(Records from a collection of figures)
>>>
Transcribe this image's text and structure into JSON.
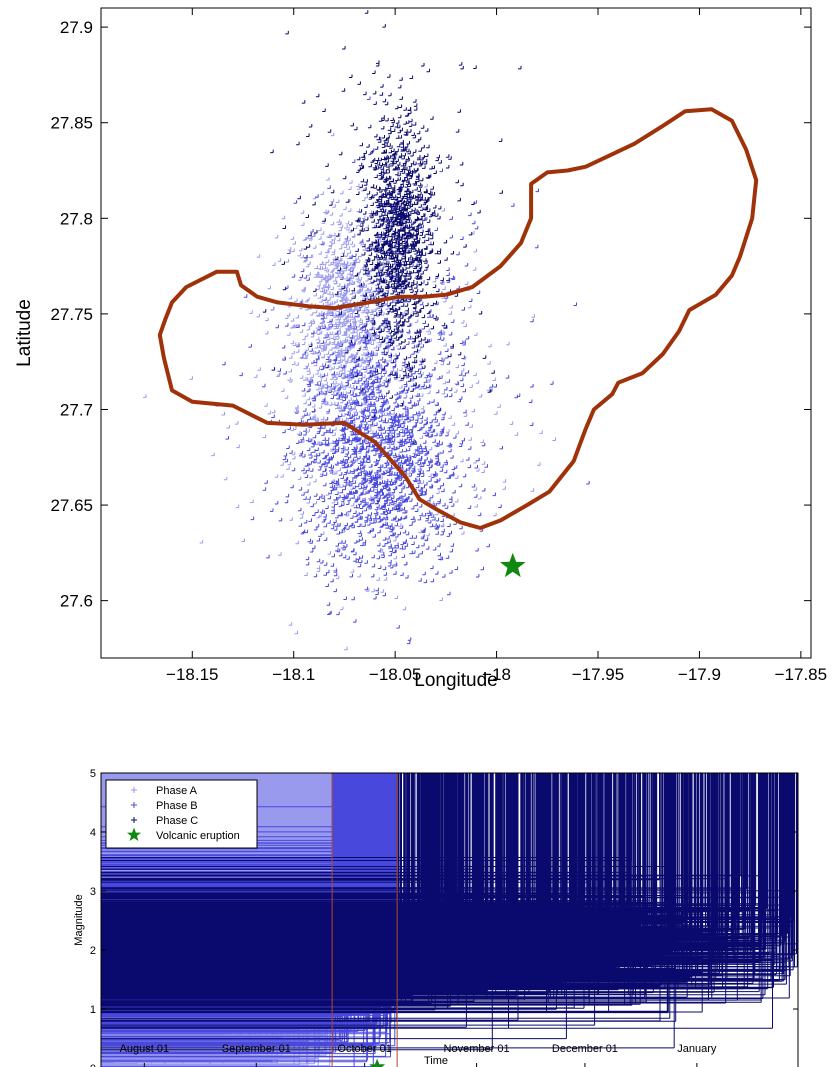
{
  "chart_data": [
    {
      "type": "scatter",
      "title": "",
      "xlabel": "Longitude",
      "ylabel": "Latitude",
      "xlim": [
        -18.195,
        -17.845
      ],
      "ylim": [
        27.57,
        27.91
      ],
      "xticks": [
        -18.15,
        -18.1,
        -18.05,
        -18,
        -17.95,
        -17.9,
        -17.85
      ],
      "xtick_labels": [
        "−18.15",
        "−18.1",
        "−18.05",
        "−18",
        "−17.95",
        "−17.9",
        "−17.85"
      ],
      "yticks": [
        27.6,
        27.65,
        27.7,
        27.75,
        27.8,
        27.85,
        27.9
      ],
      "ytick_labels": [
        "27.6",
        "27.65",
        "27.7",
        "27.75",
        "27.8",
        "27.85",
        "27.9"
      ],
      "grid": false,
      "series": [
        {
          "name": "Phase A",
          "color": "#9999ee",
          "marker": "plus",
          "clusters": [
            {
              "center": [
                -18.075,
                27.745
              ],
              "spread": [
                0.012,
                0.03
              ],
              "count": 900
            },
            {
              "center": [
                -18.06,
                27.7
              ],
              "spread": [
                0.03,
                0.04
              ],
              "count": 500
            }
          ]
        },
        {
          "name": "Phase B",
          "color": "#4848dd",
          "marker": "plus",
          "clusters": [
            {
              "center": [
                -18.06,
                27.68
              ],
              "spread": [
                0.018,
                0.025
              ],
              "count": 1100
            },
            {
              "center": [
                -18.055,
                27.64
              ],
              "spread": [
                0.02,
                0.02
              ],
              "count": 300
            },
            {
              "center": [
                -18.05,
                27.73
              ],
              "spread": [
                0.03,
                0.04
              ],
              "count": 350
            }
          ]
        },
        {
          "name": "Phase C",
          "color": "#0a0a6e",
          "marker": "plus",
          "clusters": [
            {
              "center": [
                -18.048,
                27.79
              ],
              "spread": [
                0.008,
                0.03
              ],
              "count": 1100
            },
            {
              "center": [
                -18.05,
                27.8
              ],
              "spread": [
                0.025,
                0.045
              ],
              "count": 250
            }
          ]
        }
      ],
      "boundary": {
        "color": "#a0320a",
        "lon": [
          -18.164,
          -18.166,
          -18.163,
          -18.16,
          -18.153,
          -18.138,
          -18.128,
          -18.126,
          -18.118,
          -18.108,
          -18.093,
          -18.08,
          -18.063,
          -18.048,
          -18.036,
          -18.025,
          -18.012,
          -17.998,
          -17.988,
          -17.983,
          -17.983,
          -17.975,
          -17.965,
          -17.956,
          -17.944,
          -17.932,
          -17.917,
          -17.907,
          -17.894,
          -17.884,
          -17.877,
          -17.872,
          -17.874,
          -17.88,
          -17.884,
          -17.892,
          -17.905,
          -17.91,
          -17.918,
          -17.928,
          -17.94,
          -17.943,
          -17.952,
          -17.956,
          -17.962,
          -17.974,
          -17.985,
          -17.998,
          -18.008,
          -18.018,
          -18.03,
          -18.038,
          -18.045,
          -18.06,
          -18.075,
          -18.095,
          -18.113,
          -18.13,
          -18.15,
          -18.16,
          -18.164
        ],
        "lat": [
          27.727,
          27.739,
          27.748,
          27.756,
          27.764,
          27.772,
          27.772,
          27.765,
          27.759,
          27.756,
          27.754,
          27.753,
          27.756,
          27.759,
          27.759,
          27.76,
          27.764,
          27.775,
          27.787,
          27.8,
          27.818,
          27.824,
          27.825,
          27.827,
          27.833,
          27.839,
          27.849,
          27.856,
          27.857,
          27.851,
          27.836,
          27.82,
          27.8,
          27.78,
          27.77,
          27.76,
          27.752,
          27.741,
          27.729,
          27.719,
          27.714,
          27.708,
          27.7,
          27.69,
          27.673,
          27.657,
          27.65,
          27.642,
          27.638,
          27.641,
          27.648,
          27.653,
          27.665,
          27.683,
          27.693,
          27.692,
          27.693,
          27.702,
          27.704,
          27.71,
          27.727
        ]
      },
      "eruption": {
        "lon": -17.992,
        "lat": 27.618,
        "color": "#118811"
      }
    },
    {
      "type": "scatter",
      "title": "",
      "xlabel": "Time",
      "ylabel": "Magnitude",
      "xlim": [
        "2011-07-20",
        "2012-01-29"
      ],
      "ylim": [
        0,
        5
      ],
      "xticks": [
        "2011-08-01",
        "2011-09-01",
        "2011-10-01",
        "2011-11-01",
        "2011-12-01",
        "2012-01-01"
      ],
      "xtick_labels": [
        "August 01",
        "September 01",
        "October 01",
        "November 01",
        "December 01",
        "January"
      ],
      "yticks": [
        0,
        1,
        2,
        3,
        4,
        5
      ],
      "ytick_labels": [
        "0",
        "1",
        "2",
        "3",
        "4",
        "5"
      ],
      "grid": false,
      "phase_boundaries": [
        "2011-09-22",
        "2011-10-10"
      ],
      "phase_boundary_color": "#b04a2a",
      "series": [
        {
          "name": "Phase A",
          "color": "#9999ee",
          "range": [
            "2011-07-20",
            "2011-09-22"
          ],
          "magnitude_mean": 1.3,
          "magnitude_spread": 0.55,
          "count": 1800
        },
        {
          "name": "Phase B",
          "color": "#4848dd",
          "range": [
            "2011-09-22",
            "2011-10-10"
          ],
          "magnitude_mean": 2.0,
          "magnitude_spread": 0.75,
          "count": 900
        },
        {
          "name": "Phase C",
          "color": "#0a0a6e",
          "range": [
            "2011-10-10",
            "2012-01-29"
          ],
          "magnitude_mean": 2.0,
          "magnitude_spread": 0.5,
          "count": 900
        }
      ],
      "eruption": {
        "date": "2011-10-10",
        "magnitude": 0,
        "color": "#118811"
      },
      "legend": {
        "placement": "top-left",
        "entries": [
          {
            "label": "Phase A",
            "color": "#9999ee",
            "marker": "plus"
          },
          {
            "label": "Phase B",
            "color": "#4848dd",
            "marker": "plus"
          },
          {
            "label": "Phase C",
            "color": "#0a0a6e",
            "marker": "plus"
          },
          {
            "label": "Volcanic eruption",
            "color": "#118811",
            "marker": "star"
          }
        ]
      }
    }
  ]
}
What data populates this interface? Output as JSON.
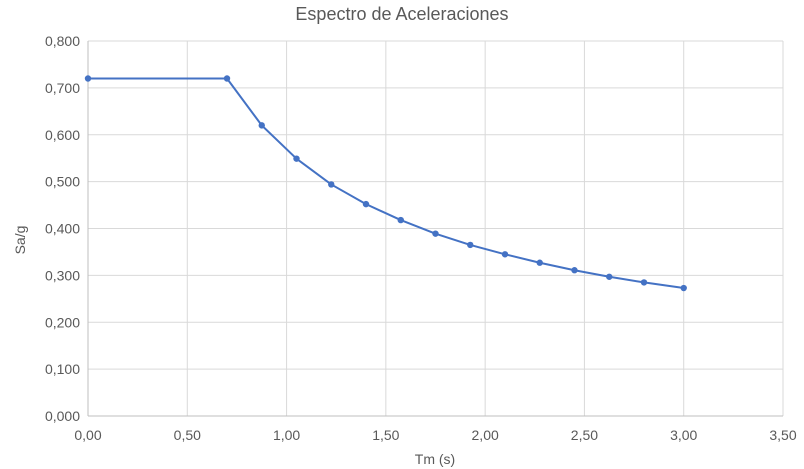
{
  "chart_data": {
    "type": "scatter",
    "title": "Espectro de Aceleraciones",
    "xlabel": "Tm (s)",
    "ylabel": "Sa/g",
    "xlim": [
      0,
      3.5
    ],
    "ylim": [
      0,
      0.8
    ],
    "x_ticks": [
      "0,00",
      "0,50",
      "1,00",
      "1,50",
      "2,00",
      "2,50",
      "3,00",
      "3,50"
    ],
    "y_ticks": [
      "0,000",
      "0,100",
      "0,200",
      "0,300",
      "0,400",
      "0,500",
      "0,600",
      "0,700",
      "0,800"
    ],
    "grid": true,
    "legend": "none",
    "series": [
      {
        "color": "#4472c4",
        "x": [
          0.0,
          0.7,
          0.875,
          1.05,
          1.225,
          1.4,
          1.575,
          1.75,
          1.925,
          2.1,
          2.275,
          2.45,
          2.625,
          2.8,
          3.0
        ],
        "y": [
          0.72,
          0.72,
          0.62,
          0.549,
          0.494,
          0.452,
          0.418,
          0.389,
          0.365,
          0.345,
          0.327,
          0.311,
          0.297,
          0.285,
          0.273
        ]
      }
    ]
  }
}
<<<
## WHAT THE TASK ASKS
Beginning with the line that holds "What data populates", output each line to the end of the material above, exactly, omitting the pictures.

## THE OUTPUT
What data populates this interface? Output as JSON.
{
  "chart_data": {
    "type": "scatter",
    "title": "Espectro de Aceleraciones",
    "xlabel": "Tm (s)",
    "ylabel": "Sa/g",
    "xlim": [
      0,
      3.5
    ],
    "ylim": [
      0,
      0.8
    ],
    "x_ticks": [
      "0,00",
      "0,50",
      "1,00",
      "1,50",
      "2,00",
      "2,50",
      "3,00",
      "3,50"
    ],
    "y_ticks": [
      "0,000",
      "0,100",
      "0,200",
      "0,300",
      "0,400",
      "0,500",
      "0,600",
      "0,700",
      "0,800"
    ],
    "grid": true,
    "legend": "none",
    "series": [
      {
        "color": "#4472c4",
        "x": [
          0.0,
          0.7,
          0.875,
          1.05,
          1.225,
          1.4,
          1.575,
          1.75,
          1.925,
          2.1,
          2.275,
          2.45,
          2.625,
          2.8,
          3.0
        ],
        "y": [
          0.72,
          0.72,
          0.62,
          0.549,
          0.494,
          0.452,
          0.418,
          0.389,
          0.365,
          0.345,
          0.327,
          0.311,
          0.297,
          0.285,
          0.273
        ]
      }
    ]
  }
}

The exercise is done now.